_WORK TO COMPLETE_
Can you retype every record below exactly as written?

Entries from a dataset
--- start ---

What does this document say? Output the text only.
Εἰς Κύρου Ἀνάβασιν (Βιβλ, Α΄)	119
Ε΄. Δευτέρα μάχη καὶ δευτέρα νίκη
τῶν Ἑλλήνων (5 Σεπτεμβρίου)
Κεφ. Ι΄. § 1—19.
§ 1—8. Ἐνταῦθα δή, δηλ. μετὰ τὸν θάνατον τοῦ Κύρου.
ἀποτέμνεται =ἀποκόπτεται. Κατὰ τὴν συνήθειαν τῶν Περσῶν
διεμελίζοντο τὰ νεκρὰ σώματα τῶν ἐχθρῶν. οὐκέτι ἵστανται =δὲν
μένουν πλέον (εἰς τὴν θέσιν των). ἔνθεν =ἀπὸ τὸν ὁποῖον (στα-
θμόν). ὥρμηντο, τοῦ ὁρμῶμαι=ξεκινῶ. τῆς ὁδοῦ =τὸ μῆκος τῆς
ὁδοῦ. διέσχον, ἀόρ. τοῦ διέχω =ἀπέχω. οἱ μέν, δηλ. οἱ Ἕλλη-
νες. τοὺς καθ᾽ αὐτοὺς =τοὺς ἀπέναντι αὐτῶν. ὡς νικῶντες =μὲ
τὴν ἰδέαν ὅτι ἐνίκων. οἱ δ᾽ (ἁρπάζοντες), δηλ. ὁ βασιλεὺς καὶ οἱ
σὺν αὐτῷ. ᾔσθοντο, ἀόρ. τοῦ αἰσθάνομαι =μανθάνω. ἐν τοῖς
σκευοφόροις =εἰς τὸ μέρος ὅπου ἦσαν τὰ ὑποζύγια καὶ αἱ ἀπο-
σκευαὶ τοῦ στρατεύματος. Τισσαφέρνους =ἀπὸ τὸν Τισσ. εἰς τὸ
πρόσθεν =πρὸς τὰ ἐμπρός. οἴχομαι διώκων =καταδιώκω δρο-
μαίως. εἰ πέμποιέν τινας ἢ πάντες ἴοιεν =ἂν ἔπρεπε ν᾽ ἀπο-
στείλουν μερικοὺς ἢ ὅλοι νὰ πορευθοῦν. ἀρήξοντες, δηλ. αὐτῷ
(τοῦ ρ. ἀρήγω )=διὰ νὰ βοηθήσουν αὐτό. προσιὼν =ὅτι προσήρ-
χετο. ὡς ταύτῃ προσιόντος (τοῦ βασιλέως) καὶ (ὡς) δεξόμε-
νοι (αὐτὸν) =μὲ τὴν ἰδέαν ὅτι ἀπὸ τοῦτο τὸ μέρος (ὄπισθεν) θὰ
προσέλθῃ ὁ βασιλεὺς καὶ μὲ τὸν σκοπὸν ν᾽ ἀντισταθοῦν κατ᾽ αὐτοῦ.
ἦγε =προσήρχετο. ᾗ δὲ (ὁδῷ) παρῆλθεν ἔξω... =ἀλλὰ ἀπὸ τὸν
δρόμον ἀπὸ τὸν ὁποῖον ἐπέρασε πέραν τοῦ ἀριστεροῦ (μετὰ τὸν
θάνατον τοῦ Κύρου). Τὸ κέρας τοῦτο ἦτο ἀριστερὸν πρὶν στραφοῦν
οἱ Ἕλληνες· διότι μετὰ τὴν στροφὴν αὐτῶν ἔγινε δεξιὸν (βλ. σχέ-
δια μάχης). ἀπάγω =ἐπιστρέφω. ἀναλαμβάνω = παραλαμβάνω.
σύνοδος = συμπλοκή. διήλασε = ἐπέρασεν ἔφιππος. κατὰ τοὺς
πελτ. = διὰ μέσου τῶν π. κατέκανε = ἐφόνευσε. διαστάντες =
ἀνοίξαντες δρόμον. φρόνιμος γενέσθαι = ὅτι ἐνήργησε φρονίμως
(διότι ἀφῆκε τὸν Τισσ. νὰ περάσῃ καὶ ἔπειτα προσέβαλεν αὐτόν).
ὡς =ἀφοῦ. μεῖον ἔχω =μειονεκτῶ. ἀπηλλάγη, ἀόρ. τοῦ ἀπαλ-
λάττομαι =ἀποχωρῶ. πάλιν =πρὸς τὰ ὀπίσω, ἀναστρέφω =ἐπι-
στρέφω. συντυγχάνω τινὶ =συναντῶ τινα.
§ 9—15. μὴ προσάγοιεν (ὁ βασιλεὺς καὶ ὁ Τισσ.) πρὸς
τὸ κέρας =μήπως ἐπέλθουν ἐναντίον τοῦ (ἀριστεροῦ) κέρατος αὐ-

--- end ---

_RESULT BELOW_
What does this document say? Output the text only.
Εἰς Κύρου Ἀνάβασιν (Βιβλ, Α΄)	119
Ε΄. Δευτέρα μάχη καὶ δευτέρα νίκη
τῶν Ἑλλήνων (5 Σεπτεμβρίου)
Κεφ. Ι΄. § 1—19.
§ 1—8. Ἐνταῦθα δή, δηλ. μετὰ τὸν θάνατον τοῦ Κύρου.
ἀποτέμνεται =ἀποκόπτεται. Κατὰ τὴν συνήθειαν τῶν Περσῶν
διεμελίζοντο τὰ νεκρὰ σώματα τῶν ἐχθρῶν. οὐκέτι ἵστανται =δὲν
μένουν πλέον (εἰς τὴν θέσιν των). ἔνθεν =ἀπὸ τὸν ὁποῖον (στα-
θμόν). ὥρμηντο, τοῦ ὁρμῶμαι=ξεκινῶ. τῆς ὁδοῦ =τὸ μῆκος τῆς
ὁδοῦ. διέσχον, ἀόρ. τοῦ διέχω =ἀπέχω. οἱ μέν, δηλ. οἱ Ἕλλη-
νες. τοὺς καθ᾽ αὐτοὺς =τοὺς ἀπέναντι αὐτῶν. ὡς νικῶντες =μὲ
τὴν ἰδέαν ὅτι ἐνίκων. οἱ δ᾽ (ἁρπάζοντες), δηλ. ὁ βασιλεὺς καὶ οἱ
σὺν αὐτῷ. ᾔσθοντο, ἀόρ. τοῦ αἰσθάνομαι =μανθάνω. ἐν τοῖς
σκευοφόροις =εἰς τὸ μέρος ὅπου ἦσαν τὰ ὑποζύγια καὶ αἱ ἀπο-
σκευαὶ τοῦ στρατεύματος. Τισσαφέρνους =ἀπὸ τὸν Τισσ. εἰς τὸ
πρόσθεν =πρὸς τὰ ἐμπρός. οἴχομαι διώκων =καταδιώκω δρο-
μαίως. εἰ πέμποιέν τινας ἢ πάντες ἴοιεν =ἂν ἔπρεπε ν᾽ ἀπο-
στείλουν μερικοὺς ἢ ὅλοι νὰ πορευθοῦν. ἀρήξοντες, δηλ. αὐτῷ
(τοῦ ρ. ἀρήγω )=διὰ νὰ βοηθήσουν αὐτό. προσιὼν =ὅτι προσήρ-
χετο. ὡς ταύτῃ προσιόντος (τοῦ βασιλέως) καὶ (ὡς) δεξόμε-
νοι (αὐτὸν) =μὲ τὴν ἰδέαν ὅτι ἀπὸ τοῦτο τὸ μέρος (ὄπισθεν) θὰ
προσέλθῃ ὁ βασιλεὺς καὶ μὲ τὸν σκοπὸν ν᾽ ἀντισταθοῦν κατ᾽ αὐτοῦ.
ἦγε =προσήρχετο. ᾗ δὲ (ὁδῷ) παρῆλθεν ἔξω... =ἀλλὰ ἀπὸ τὸν
δρόμον ἀπὸ τὸν ὁποῖον ἐπέρασε πέραν τοῦ ἀριστεροῦ (μετὰ τὸν
θάνατον τοῦ Κύρου). Τὸ κέρας τοῦτο ἦτο ἀριστερὸν πρὶν στραφοῦν
οἱ Ἕλληνες· διότι μετὰ τὴν στροφὴν αὐτῶν ἔγινε δεξιὸν (βλ. σχέ-
δια μάχης). ἀπάγω =ἐπιστρέφω. ἀναλαμβάνω = παραλαμβάνω.
σύνοδος = συμπλοκή. διήλασε = ἐπέρασεν ἔφιππος. κατὰ τοὺς
πελτ. = διὰ μέσου τῶν π. κατέκανε = ἐφόνευσε. διαστάντες =
ἀνοίξαντες δρόμον. φρόνιμος γενέσθαι = ὅτι ἐνήργησε φρονίμως
(διότι ἀφῆκε τὸν Τισσ. νὰ περάσῃ καὶ ἔπειτα προσέβαλεν αὐτόν).
ὡς =ἀφοῦ. μεῖον ἔχω =μειονεκτῶ. ἀπηλλάγη, ἀόρ. τοῦ ἀπαλ-
λάττομαι =ἀποχωρῶ. πάλιν =πρὸς τὰ ὀπίσω, ἀναστρέφω =ἐπι-
στρέφω. συντυγχάνω τινὶ =συναντῶ τινα.
§ 9—15. μὴ προσάγοιεν (ὁ βασιλεὺς καὶ ὁ Τισσ.) πρὸς
τὸ κέρας =μήπως ἐπέλθουν ἐναντίον τοῦ (ἀριστεροῦ) κέρατος αὐ-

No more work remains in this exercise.